What you need to do: Return all lines that include the string "Vision".

[Rows from a figure dataset]
........

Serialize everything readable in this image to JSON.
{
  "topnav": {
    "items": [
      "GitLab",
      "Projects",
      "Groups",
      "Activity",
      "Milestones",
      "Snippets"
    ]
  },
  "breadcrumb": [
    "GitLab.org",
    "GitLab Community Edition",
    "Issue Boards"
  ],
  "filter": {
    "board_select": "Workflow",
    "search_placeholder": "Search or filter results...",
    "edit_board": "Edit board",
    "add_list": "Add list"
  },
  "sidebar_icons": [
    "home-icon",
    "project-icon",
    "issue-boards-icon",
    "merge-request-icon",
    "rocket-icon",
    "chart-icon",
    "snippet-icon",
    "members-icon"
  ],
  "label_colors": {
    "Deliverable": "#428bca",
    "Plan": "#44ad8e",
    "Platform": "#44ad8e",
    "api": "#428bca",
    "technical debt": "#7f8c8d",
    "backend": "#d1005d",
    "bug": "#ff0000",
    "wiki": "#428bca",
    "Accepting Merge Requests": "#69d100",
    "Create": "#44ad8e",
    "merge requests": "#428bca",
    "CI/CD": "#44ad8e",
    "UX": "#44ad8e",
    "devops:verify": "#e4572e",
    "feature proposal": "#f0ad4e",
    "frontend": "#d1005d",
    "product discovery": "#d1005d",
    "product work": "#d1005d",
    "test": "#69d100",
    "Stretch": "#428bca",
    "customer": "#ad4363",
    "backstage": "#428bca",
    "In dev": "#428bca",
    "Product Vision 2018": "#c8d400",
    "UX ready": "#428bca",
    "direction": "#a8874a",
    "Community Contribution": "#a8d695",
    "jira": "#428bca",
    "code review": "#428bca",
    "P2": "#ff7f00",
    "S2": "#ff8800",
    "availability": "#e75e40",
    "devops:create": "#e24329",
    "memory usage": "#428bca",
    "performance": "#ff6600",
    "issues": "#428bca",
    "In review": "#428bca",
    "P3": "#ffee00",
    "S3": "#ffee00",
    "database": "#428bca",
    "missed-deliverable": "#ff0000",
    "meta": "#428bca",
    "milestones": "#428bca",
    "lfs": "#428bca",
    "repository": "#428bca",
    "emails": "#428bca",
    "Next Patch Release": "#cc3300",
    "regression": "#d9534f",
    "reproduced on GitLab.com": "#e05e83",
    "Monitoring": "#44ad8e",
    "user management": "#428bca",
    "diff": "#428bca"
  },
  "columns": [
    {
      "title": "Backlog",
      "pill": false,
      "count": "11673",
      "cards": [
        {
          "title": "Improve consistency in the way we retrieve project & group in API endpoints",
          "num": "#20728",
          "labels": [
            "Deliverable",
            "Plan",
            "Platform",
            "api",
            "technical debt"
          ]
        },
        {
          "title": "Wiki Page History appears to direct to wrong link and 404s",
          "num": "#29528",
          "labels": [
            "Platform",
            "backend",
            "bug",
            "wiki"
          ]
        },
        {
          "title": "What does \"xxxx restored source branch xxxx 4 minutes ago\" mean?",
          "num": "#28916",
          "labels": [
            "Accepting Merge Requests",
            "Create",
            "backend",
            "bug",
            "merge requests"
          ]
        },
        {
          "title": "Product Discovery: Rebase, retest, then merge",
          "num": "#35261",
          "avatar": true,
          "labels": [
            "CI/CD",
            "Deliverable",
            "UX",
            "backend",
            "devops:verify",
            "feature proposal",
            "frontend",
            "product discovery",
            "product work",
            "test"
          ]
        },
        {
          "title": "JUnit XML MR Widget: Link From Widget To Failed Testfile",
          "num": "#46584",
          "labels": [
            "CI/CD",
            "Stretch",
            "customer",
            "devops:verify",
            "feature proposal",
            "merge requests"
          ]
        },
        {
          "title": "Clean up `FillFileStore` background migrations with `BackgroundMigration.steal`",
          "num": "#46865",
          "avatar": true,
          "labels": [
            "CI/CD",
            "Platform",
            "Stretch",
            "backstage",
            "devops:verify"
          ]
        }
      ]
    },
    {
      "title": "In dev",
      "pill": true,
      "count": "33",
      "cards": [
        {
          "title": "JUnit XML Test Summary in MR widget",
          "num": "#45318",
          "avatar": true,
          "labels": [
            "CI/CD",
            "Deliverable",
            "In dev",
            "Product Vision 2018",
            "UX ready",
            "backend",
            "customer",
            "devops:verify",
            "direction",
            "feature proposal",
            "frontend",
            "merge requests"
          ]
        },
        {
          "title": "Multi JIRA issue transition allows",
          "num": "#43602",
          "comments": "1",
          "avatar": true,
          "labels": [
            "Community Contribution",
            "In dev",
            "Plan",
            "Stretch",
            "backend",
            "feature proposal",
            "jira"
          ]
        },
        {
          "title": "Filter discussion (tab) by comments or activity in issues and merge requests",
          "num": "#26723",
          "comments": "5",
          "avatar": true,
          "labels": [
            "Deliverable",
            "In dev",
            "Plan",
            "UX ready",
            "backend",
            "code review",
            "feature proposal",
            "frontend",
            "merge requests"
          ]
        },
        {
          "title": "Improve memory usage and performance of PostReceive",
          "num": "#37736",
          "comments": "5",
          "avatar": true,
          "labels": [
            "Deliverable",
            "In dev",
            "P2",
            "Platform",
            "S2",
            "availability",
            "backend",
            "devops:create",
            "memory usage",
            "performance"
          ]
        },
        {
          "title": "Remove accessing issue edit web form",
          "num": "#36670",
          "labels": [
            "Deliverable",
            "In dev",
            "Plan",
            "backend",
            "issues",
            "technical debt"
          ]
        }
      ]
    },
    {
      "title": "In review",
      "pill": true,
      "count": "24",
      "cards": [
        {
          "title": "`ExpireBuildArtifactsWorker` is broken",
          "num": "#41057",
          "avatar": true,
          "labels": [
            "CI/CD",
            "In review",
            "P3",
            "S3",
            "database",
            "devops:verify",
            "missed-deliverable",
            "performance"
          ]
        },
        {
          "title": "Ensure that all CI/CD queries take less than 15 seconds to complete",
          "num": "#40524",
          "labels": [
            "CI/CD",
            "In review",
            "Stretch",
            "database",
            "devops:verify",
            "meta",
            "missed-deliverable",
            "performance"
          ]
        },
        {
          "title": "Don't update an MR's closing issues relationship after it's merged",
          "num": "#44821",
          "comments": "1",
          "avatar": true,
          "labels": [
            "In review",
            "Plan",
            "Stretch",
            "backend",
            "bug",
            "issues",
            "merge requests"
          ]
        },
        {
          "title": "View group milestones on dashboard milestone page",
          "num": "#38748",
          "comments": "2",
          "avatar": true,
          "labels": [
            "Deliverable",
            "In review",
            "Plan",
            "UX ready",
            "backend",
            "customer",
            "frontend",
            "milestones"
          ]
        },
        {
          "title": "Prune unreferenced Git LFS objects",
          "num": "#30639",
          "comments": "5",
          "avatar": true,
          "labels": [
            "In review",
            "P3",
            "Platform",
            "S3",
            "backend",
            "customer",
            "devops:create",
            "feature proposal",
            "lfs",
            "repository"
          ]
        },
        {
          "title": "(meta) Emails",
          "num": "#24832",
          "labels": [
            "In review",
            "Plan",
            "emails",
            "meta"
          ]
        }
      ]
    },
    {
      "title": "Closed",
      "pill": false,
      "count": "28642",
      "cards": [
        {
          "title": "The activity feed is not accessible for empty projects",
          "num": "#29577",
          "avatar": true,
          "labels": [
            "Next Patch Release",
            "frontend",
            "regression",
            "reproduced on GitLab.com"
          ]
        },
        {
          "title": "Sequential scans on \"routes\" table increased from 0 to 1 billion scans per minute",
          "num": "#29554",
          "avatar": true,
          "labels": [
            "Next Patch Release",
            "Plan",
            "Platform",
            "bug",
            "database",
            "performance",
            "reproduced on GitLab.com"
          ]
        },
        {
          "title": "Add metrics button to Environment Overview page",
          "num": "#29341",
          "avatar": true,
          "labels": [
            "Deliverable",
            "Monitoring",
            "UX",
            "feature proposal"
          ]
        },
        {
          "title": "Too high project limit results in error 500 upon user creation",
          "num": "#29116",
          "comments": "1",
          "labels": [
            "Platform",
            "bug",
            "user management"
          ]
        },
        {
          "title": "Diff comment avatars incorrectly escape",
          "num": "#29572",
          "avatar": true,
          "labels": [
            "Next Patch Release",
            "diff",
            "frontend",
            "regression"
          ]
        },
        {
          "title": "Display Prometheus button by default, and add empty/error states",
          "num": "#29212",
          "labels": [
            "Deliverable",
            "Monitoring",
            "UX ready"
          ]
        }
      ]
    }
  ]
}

........

Response to this task:
    "Product Vision 2018": "#c8d400",
            "Product Vision 2018",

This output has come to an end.